WHAT YOU ARE ASKED TO DO => Repeat each entry as written and leave the images out of the copy.

---- EXERCISE MATERIALS

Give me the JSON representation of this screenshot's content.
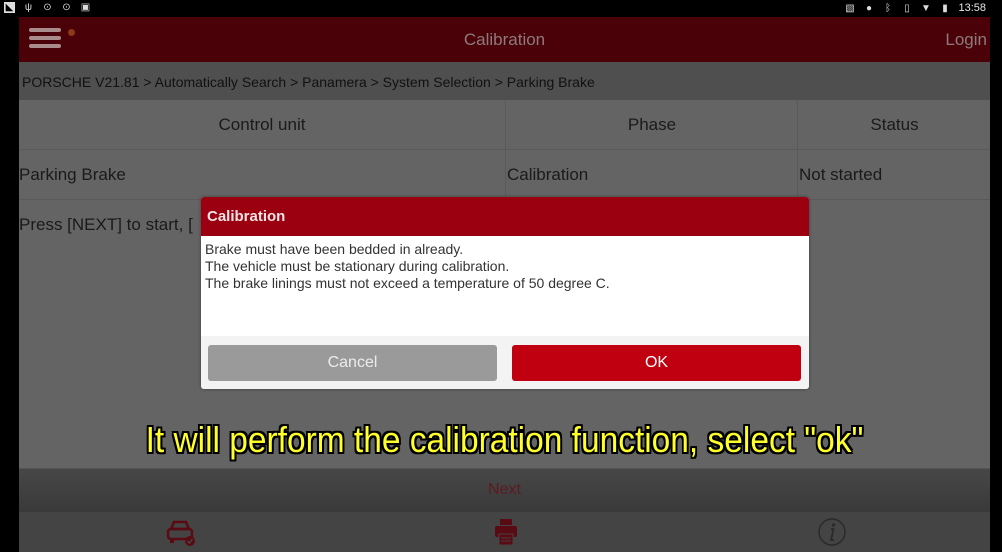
{
  "status_bar": {
    "left_icons": [
      "notification-icon",
      "usb-debug-icon",
      "screenshot-icon",
      "screenshot-icon",
      "image-icon"
    ],
    "right_icons": [
      "cast-icon",
      "location-icon",
      "bluetooth-icon",
      "vibrate-icon",
      "wifi-icon",
      "battery-icon"
    ],
    "time": "13:58"
  },
  "app_bar": {
    "title": "Calibration",
    "login_label": "Login"
  },
  "breadcrumb": "PORSCHE V21.81 > Automatically Search > Panamera > System Selection > Parking Brake",
  "table": {
    "headers": [
      "Control unit",
      "Phase",
      "Status"
    ],
    "rows": [
      [
        "Parking Brake",
        "Calibration",
        "Not started"
      ]
    ],
    "message": "Press [NEXT] to start, ["
  },
  "dialog": {
    "title": "Calibration",
    "lines": [
      "Brake must have been bedded in already.",
      "The vehicle must be stationary during calibration.",
      "The brake linings must not exceed a temperature of 50 degree C."
    ],
    "cancel_label": "Cancel",
    "ok_label": "OK"
  },
  "caption": "It will perform the calibration function, select \"ok\"",
  "next_label": "Next",
  "toolbar": {
    "items": [
      "vehicle-check-icon",
      "print-icon",
      "info-icon"
    ]
  },
  "colors": {
    "brand_red": "#c00010",
    "header_red": "#9a0010",
    "caption_yellow": "#ffff2a"
  }
}
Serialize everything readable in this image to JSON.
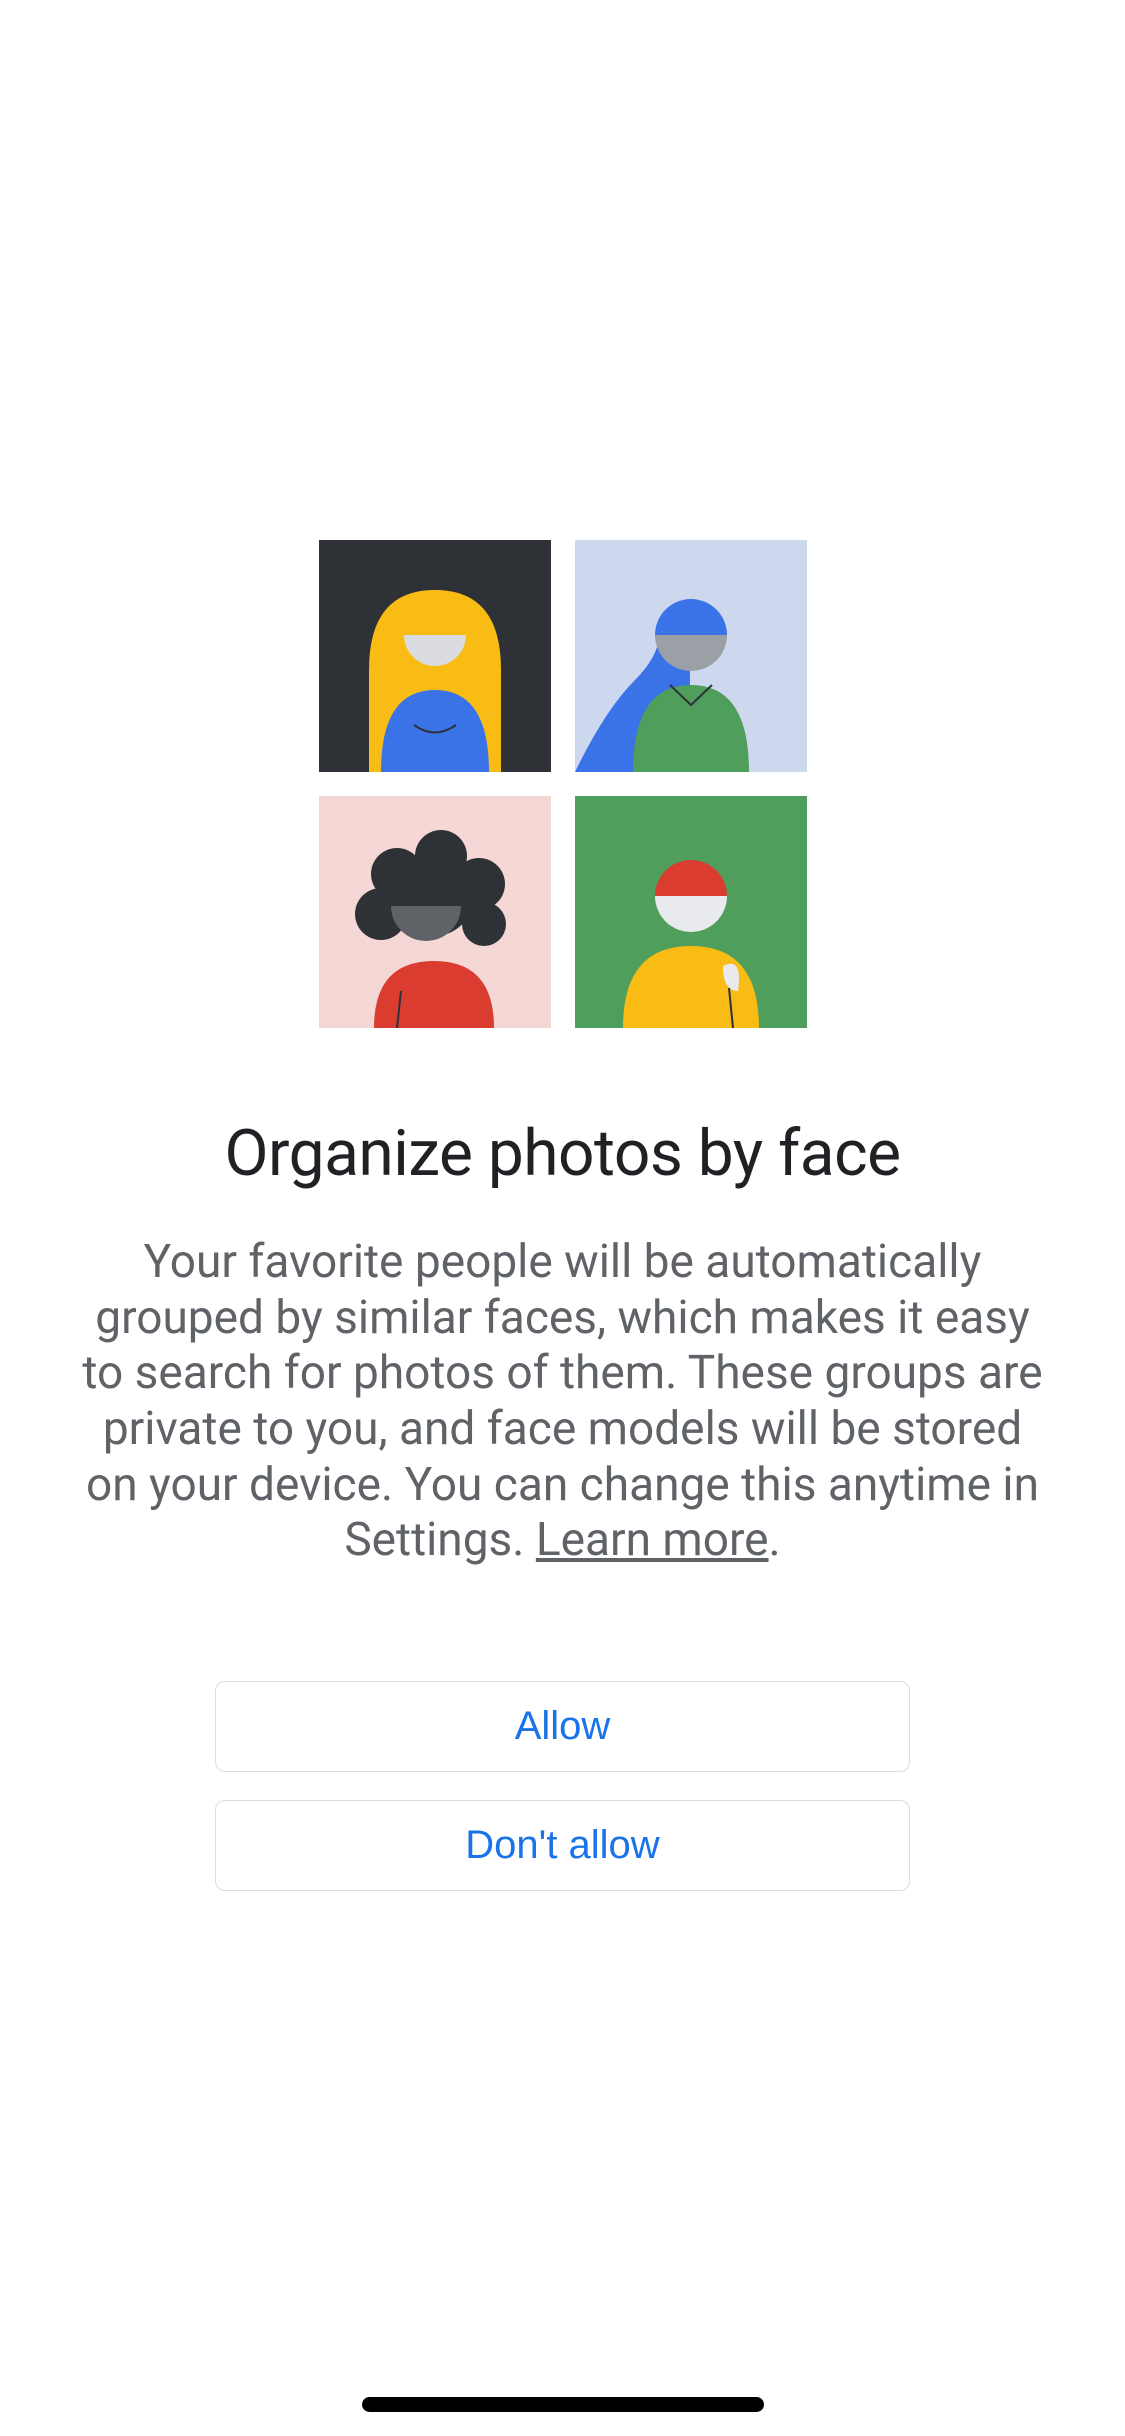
{
  "title": "Organize photos by face",
  "description": "Your favorite people will be automatically grouped by similar faces, which makes it easy to search for photos of them. These groups are private to you, and face models will be stored on your device. You can change this anytime in Settings. ",
  "learn_more": "Learn more",
  "period": ".",
  "buttons": {
    "allow": "Allow",
    "dont_allow": "Don't allow"
  }
}
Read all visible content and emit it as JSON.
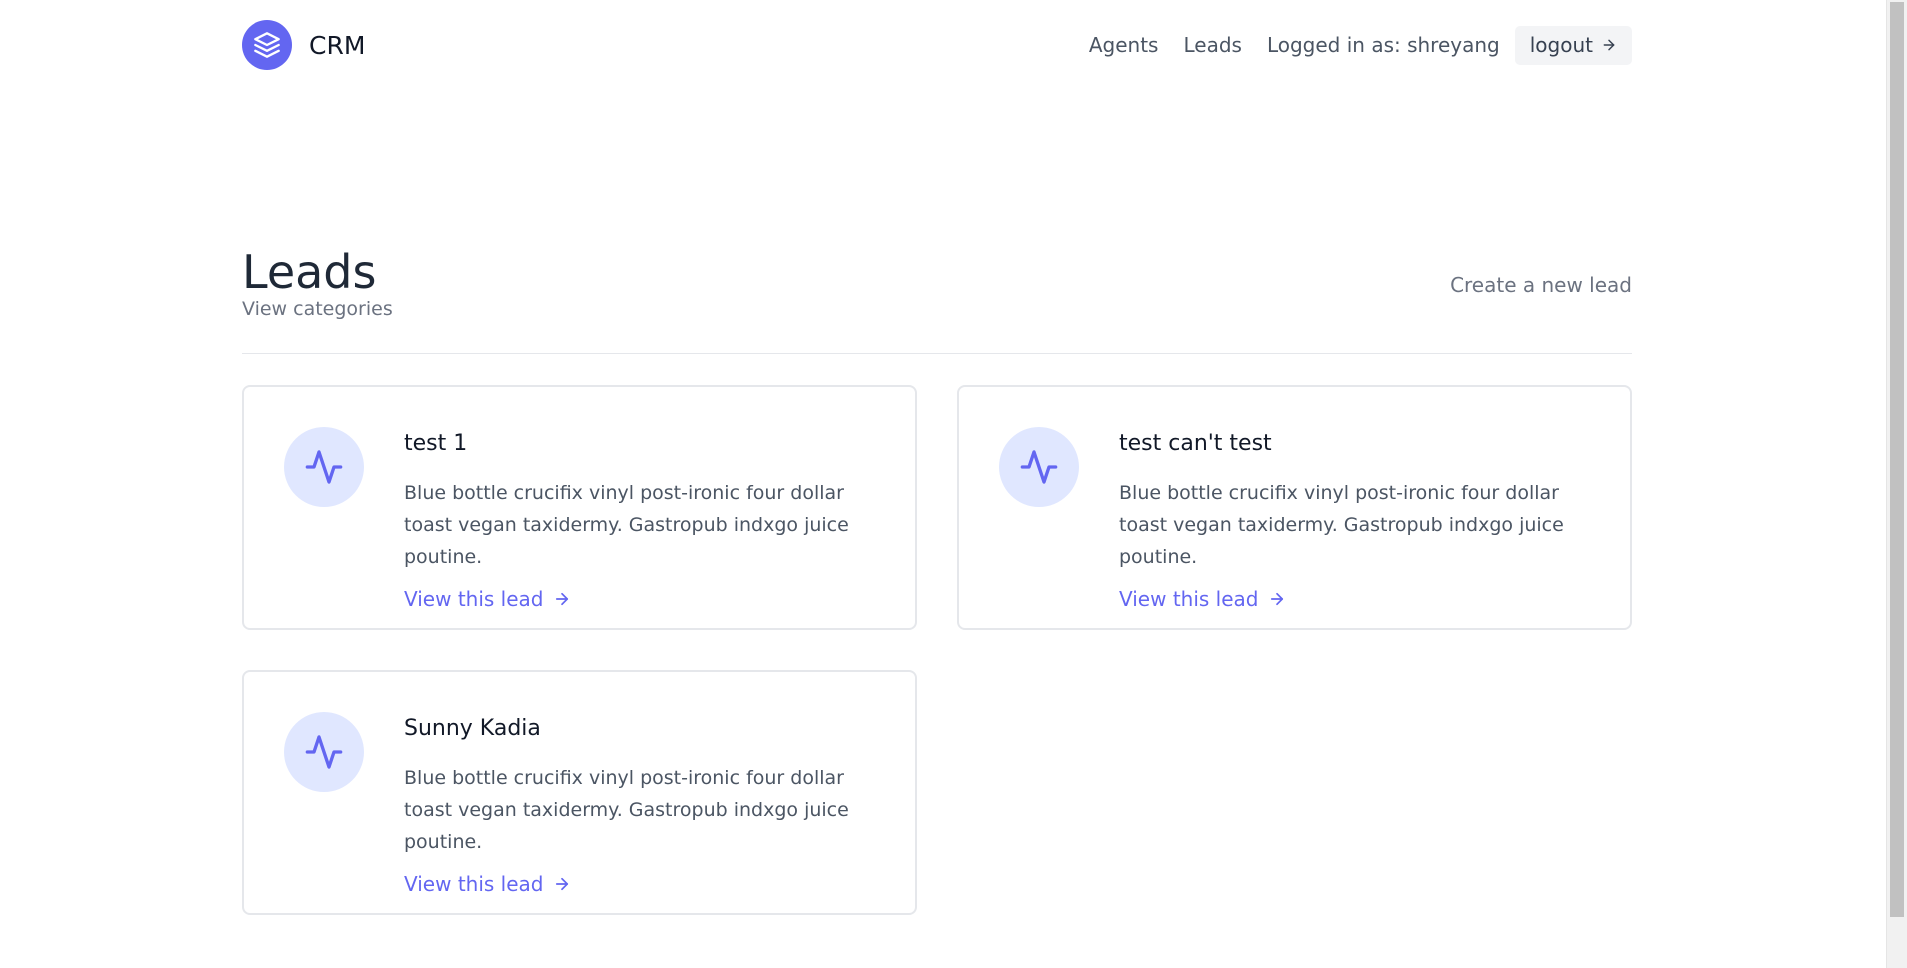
{
  "header": {
    "brand": "CRM",
    "nav": {
      "agents": "Agents",
      "leads": "Leads",
      "logged_in": "Logged in as: shreyang",
      "logout": "logout"
    }
  },
  "main": {
    "title": "Leads",
    "subtitle_link": "View categories",
    "create_link": "Create a new lead",
    "leads": [
      {
        "name": "test 1",
        "description": "Blue bottle crucifix vinyl post-ironic four dollar toast vegan taxidermy. Gastropub indxgo juice poutine.",
        "link": "View this lead"
      },
      {
        "name": "test can't test",
        "description": "Blue bottle crucifix vinyl post-ironic four dollar toast vegan taxidermy. Gastropub indxgo juice poutine.",
        "link": "View this lead"
      },
      {
        "name": "Sunny Kadia",
        "description": "Blue bottle crucifix vinyl post-ironic four dollar toast vegan taxidermy. Gastropub indxgo juice poutine.",
        "link": "View this lead"
      }
    ]
  },
  "icons": {
    "logo": "layers-icon",
    "card": "activity-icon",
    "arrow": "arrow-right-icon"
  },
  "colors": {
    "accent": "#6366f1",
    "icon_bg": "#e0e7ff",
    "muted_text": "#6b7280",
    "border": "#e5e7eb"
  }
}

--------

EXERCISE SOLUTION =>
Give me the JSON representation of this screenshot's content.
{
  "status_bar": {
    "left_icons": [
      "notification-icon",
      "usb-debug-icon",
      "screenshot-icon",
      "screenshot-icon",
      "image-icon"
    ],
    "right_icons": [
      "cast-icon",
      "location-icon",
      "bluetooth-icon",
      "vibrate-icon",
      "wifi-icon",
      "battery-icon"
    ],
    "time": "13:58"
  },
  "app_bar": {
    "title": "Calibration",
    "login_label": "Login"
  },
  "breadcrumb": "PORSCHE V21.81 > Automatically Search > Panamera > System Selection > Parking Brake",
  "table": {
    "headers": [
      "Control unit",
      "Phase",
      "Status"
    ],
    "rows": [
      [
        "Parking Brake",
        "Calibration",
        "Not started"
      ]
    ],
    "message": "Press [NEXT] to start, ["
  },
  "dialog": {
    "title": "Calibration",
    "lines": [
      "Brake must have been bedded in already.",
      "The vehicle must be stationary during calibration.",
      "The brake linings must not exceed a temperature of 50 degree C."
    ],
    "cancel_label": "Cancel",
    "ok_label": "OK"
  },
  "caption": "It will perform the calibration function, select \"ok\"",
  "next_label": "Next",
  "toolbar": {
    "items": [
      "vehicle-check-icon",
      "print-icon",
      "info-icon"
    ]
  },
  "colors": {
    "brand_red": "#c00010",
    "header_red": "#9a0010",
    "caption_yellow": "#ffff2a"
  }
}
Serialize everything readable in this image to JSON.
{
  "title": "Organize photos by face",
  "description": "Your favorite people will be automatically grouped by similar faces, which makes it easy to search for photos of them. These groups are private to you, and face models will be stored on your device. You can change this anytime in Settings. ",
  "learn_more": "Learn more",
  "period": ".",
  "buttons": {
    "allow": "Allow",
    "dont_allow": "Don't allow"
  }
}
Read all visible content and emit it as JSON.
{
  "header": {
    "brand": "CRM",
    "nav": {
      "agents": "Agents",
      "leads": "Leads",
      "logged_in": "Logged in as: shreyang",
      "logout": "logout"
    }
  },
  "main": {
    "title": "Leads",
    "subtitle_link": "View categories",
    "create_link": "Create a new lead",
    "leads": [
      {
        "name": "test 1",
        "description": "Blue bottle crucifix vinyl post-ironic four dollar toast vegan taxidermy. Gastropub indxgo juice poutine.",
        "link": "View this lead"
      },
      {
        "name": "test can't test",
        "description": "Blue bottle crucifix vinyl post-ironic four dollar toast vegan taxidermy. Gastropub indxgo juice poutine.",
        "link": "View this lead"
      },
      {
        "name": "Sunny Kadia",
        "description": "Blue bottle crucifix vinyl post-ironic four dollar toast vegan taxidermy. Gastropub indxgo juice poutine.",
        "link": "View this lead"
      }
    ]
  },
  "icons": {
    "logo": "layers-icon",
    "card": "activity-icon",
    "arrow": "arrow-right-icon"
  },
  "colors": {
    "accent": "#6366f1",
    "icon_bg": "#e0e7ff",
    "muted_text": "#6b7280",
    "border": "#e5e7eb"
  }
}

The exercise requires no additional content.